--- Material for the task ---

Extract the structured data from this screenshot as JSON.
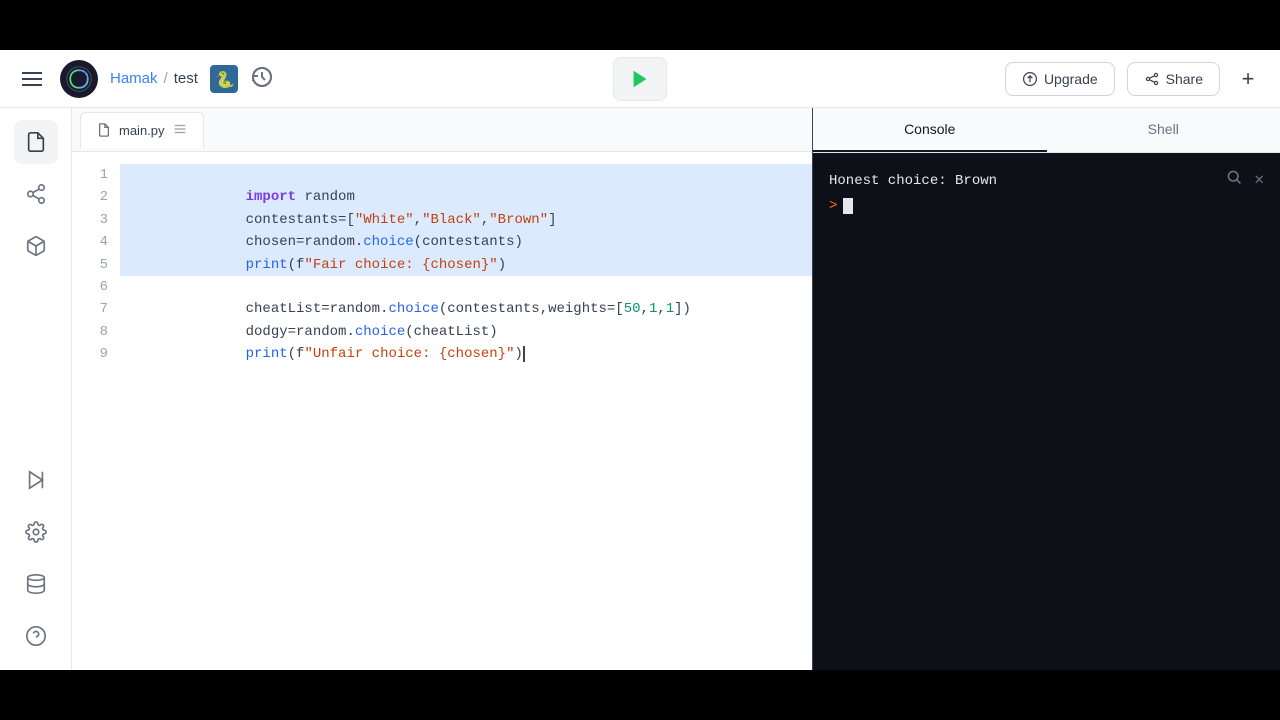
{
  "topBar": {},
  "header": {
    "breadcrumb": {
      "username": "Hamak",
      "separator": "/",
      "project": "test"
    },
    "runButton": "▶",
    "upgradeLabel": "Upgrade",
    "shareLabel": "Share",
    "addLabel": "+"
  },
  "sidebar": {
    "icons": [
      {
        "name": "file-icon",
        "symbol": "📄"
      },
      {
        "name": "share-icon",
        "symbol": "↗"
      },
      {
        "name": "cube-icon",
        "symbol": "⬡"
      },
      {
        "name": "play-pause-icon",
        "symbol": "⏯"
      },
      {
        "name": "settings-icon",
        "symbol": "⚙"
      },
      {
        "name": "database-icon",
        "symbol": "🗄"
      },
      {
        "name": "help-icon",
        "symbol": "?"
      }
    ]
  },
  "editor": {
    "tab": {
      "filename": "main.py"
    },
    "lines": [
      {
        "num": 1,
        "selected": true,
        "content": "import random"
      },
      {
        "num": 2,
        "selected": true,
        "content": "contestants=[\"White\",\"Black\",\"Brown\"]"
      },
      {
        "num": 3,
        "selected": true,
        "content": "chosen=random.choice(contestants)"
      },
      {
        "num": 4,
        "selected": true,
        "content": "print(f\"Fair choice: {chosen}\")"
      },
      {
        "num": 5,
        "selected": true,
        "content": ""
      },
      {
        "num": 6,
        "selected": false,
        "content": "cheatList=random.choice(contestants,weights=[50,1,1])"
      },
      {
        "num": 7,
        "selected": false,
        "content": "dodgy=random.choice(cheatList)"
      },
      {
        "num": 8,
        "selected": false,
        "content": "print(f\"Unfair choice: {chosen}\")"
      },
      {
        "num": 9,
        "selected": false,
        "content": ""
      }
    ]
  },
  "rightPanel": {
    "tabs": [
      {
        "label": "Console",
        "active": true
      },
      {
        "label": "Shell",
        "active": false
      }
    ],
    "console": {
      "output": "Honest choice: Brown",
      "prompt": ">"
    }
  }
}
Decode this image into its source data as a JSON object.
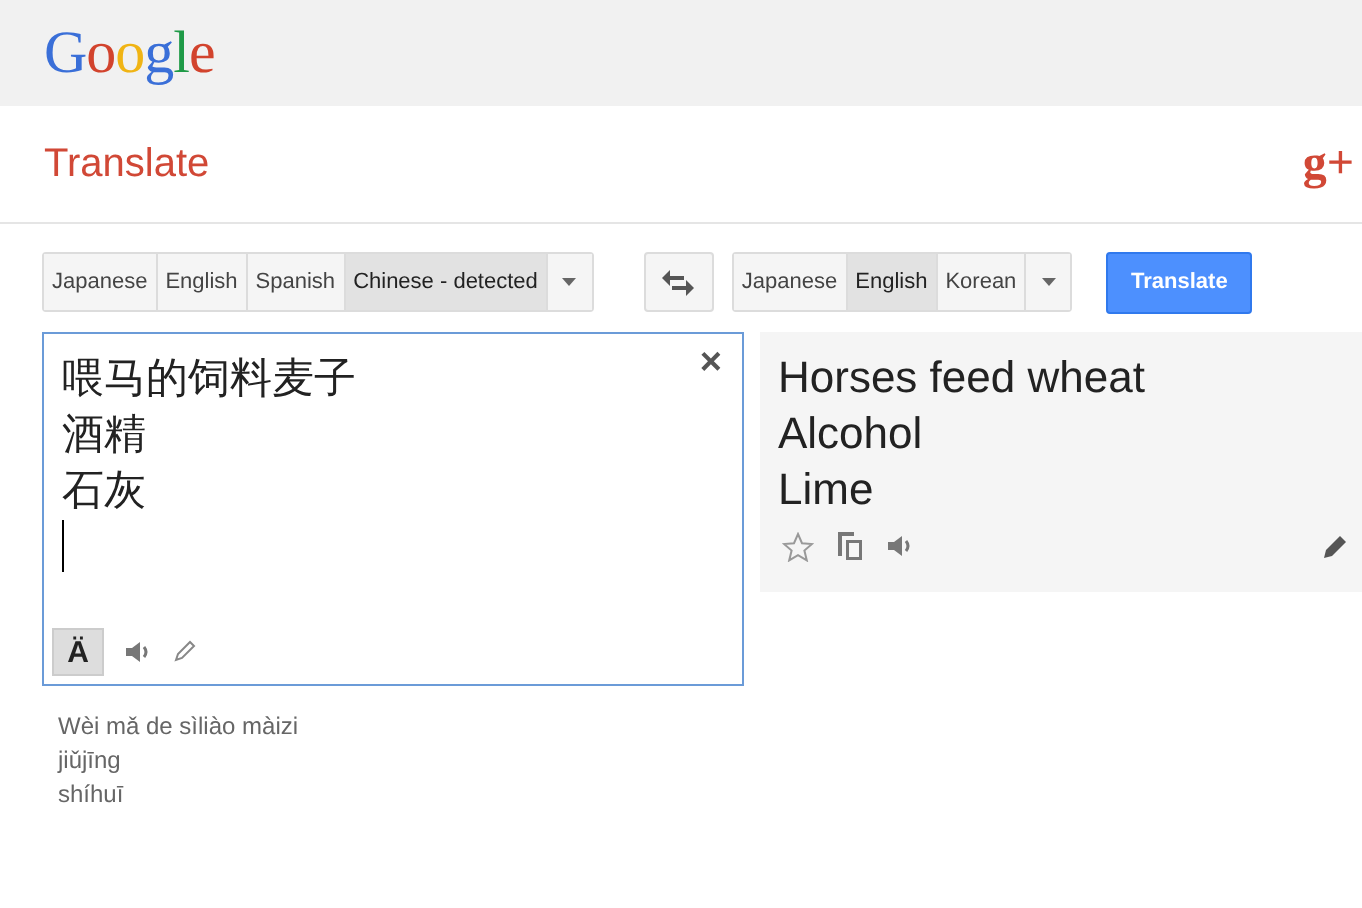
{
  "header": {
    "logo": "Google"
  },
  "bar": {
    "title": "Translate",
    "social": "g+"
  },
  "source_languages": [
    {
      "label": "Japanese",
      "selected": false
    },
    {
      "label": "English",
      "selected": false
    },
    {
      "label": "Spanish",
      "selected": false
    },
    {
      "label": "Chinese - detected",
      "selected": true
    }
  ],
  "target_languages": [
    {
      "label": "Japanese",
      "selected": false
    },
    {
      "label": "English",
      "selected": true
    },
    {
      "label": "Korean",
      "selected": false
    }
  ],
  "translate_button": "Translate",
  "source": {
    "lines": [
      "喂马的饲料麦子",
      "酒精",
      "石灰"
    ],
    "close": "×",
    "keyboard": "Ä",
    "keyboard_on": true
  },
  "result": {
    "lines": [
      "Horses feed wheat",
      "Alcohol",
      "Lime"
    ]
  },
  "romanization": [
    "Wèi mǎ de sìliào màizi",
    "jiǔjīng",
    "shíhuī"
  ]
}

---
--- Material for the task ---

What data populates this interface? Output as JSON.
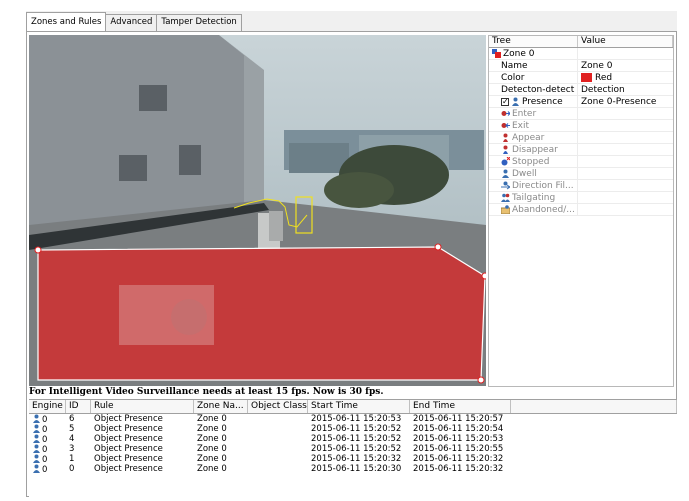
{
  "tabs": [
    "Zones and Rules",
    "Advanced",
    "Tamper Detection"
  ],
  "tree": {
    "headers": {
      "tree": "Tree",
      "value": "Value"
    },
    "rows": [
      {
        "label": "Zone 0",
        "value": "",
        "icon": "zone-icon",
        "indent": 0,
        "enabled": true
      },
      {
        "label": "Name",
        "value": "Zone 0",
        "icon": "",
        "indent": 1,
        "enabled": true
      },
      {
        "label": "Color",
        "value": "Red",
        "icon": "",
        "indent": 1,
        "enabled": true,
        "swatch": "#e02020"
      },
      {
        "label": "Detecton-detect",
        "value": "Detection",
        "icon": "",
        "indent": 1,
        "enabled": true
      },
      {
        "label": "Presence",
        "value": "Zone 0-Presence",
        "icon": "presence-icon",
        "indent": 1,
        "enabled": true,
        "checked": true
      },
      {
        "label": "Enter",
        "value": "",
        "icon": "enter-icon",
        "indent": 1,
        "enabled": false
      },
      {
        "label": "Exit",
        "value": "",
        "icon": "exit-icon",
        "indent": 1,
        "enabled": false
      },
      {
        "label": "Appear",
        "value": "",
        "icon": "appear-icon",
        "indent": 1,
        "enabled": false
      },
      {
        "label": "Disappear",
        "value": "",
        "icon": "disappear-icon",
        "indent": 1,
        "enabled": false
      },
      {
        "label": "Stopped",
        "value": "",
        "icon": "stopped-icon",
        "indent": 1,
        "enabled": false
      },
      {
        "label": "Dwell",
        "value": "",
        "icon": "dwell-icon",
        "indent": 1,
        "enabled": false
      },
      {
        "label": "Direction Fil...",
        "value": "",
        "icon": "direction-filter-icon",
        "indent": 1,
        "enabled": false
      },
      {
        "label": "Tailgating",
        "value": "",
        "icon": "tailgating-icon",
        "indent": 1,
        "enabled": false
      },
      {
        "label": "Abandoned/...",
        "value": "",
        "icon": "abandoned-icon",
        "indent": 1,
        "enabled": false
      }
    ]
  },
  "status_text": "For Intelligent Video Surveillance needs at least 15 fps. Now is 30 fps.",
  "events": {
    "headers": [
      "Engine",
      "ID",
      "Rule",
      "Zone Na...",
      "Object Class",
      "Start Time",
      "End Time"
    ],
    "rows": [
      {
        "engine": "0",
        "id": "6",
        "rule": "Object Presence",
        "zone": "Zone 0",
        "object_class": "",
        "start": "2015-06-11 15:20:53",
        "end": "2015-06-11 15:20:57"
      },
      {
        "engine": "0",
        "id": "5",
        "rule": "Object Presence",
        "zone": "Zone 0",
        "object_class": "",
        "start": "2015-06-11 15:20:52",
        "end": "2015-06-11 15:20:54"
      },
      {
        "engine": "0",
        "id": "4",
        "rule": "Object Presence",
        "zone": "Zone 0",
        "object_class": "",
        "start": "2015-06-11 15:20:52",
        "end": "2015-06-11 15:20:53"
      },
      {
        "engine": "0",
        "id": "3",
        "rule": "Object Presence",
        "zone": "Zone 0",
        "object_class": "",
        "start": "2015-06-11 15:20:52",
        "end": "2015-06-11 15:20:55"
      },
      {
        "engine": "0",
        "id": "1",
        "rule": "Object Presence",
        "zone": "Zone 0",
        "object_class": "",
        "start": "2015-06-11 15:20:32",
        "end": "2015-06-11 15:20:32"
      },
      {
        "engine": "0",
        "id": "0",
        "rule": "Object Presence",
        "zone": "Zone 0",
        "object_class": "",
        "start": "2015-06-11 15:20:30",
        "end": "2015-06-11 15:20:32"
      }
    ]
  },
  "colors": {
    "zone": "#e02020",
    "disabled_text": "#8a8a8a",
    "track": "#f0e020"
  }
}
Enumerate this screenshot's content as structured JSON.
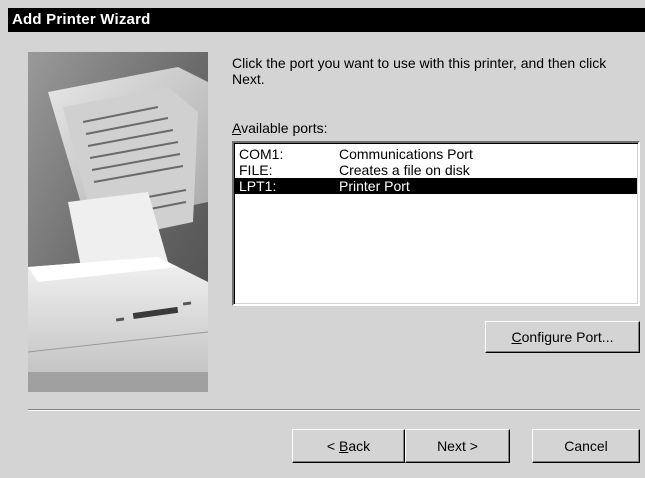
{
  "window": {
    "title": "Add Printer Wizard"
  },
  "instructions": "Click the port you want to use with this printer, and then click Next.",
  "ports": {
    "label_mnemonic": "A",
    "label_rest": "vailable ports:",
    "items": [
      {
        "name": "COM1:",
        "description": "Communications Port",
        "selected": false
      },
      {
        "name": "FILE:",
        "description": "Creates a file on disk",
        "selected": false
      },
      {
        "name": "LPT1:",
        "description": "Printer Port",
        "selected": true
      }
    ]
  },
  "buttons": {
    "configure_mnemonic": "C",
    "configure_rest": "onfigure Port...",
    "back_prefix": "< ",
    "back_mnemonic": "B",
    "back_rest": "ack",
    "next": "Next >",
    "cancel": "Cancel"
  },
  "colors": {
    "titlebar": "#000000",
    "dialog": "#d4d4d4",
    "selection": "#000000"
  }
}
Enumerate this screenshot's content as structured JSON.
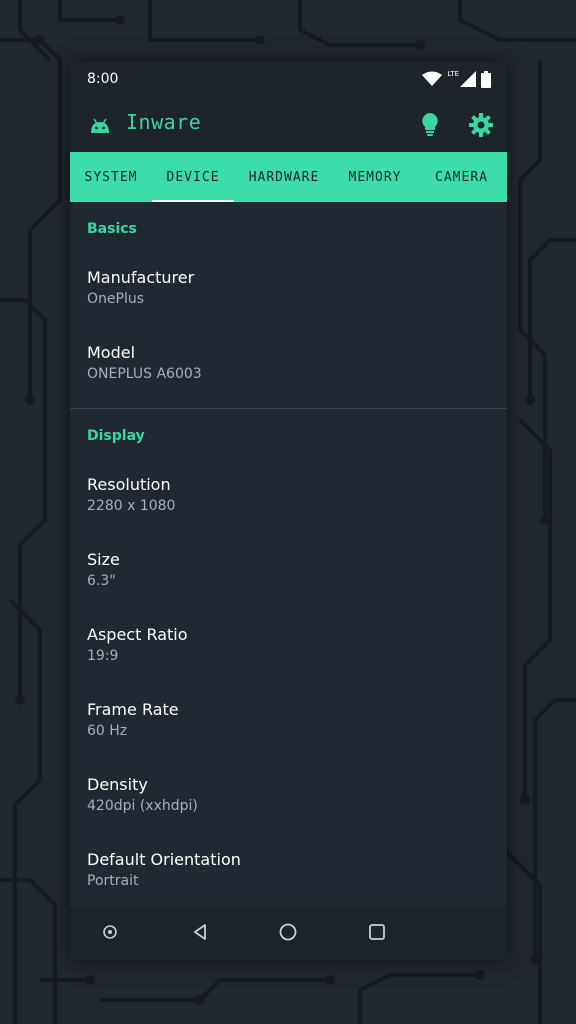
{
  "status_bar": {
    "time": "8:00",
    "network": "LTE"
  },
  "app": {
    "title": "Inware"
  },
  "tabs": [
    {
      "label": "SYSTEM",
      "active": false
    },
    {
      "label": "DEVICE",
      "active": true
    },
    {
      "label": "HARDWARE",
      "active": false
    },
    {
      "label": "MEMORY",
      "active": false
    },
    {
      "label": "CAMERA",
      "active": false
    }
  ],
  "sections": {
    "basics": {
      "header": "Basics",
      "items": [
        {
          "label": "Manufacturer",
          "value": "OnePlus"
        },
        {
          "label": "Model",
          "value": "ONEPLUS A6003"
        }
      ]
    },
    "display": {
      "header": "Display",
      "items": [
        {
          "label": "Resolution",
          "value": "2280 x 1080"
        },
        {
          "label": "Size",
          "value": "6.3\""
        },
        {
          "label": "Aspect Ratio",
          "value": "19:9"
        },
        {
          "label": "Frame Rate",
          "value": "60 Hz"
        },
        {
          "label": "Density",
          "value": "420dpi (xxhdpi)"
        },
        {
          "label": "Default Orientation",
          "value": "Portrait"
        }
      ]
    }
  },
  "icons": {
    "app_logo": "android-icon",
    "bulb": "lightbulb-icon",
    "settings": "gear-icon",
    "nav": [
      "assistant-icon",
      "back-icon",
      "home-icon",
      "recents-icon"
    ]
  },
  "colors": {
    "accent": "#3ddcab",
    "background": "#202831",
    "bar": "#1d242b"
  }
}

---

Pull out all lines of the data with the string "JSON".

■ **Response**
Extract the structured data from this screenshot as JSON.
Decode this image into its source data as a JSON object.
What data populates this interface? Output as JSON.
Enumerate this screenshot's content as structured JSON.
Enumerate this screenshot's content as structured JSON.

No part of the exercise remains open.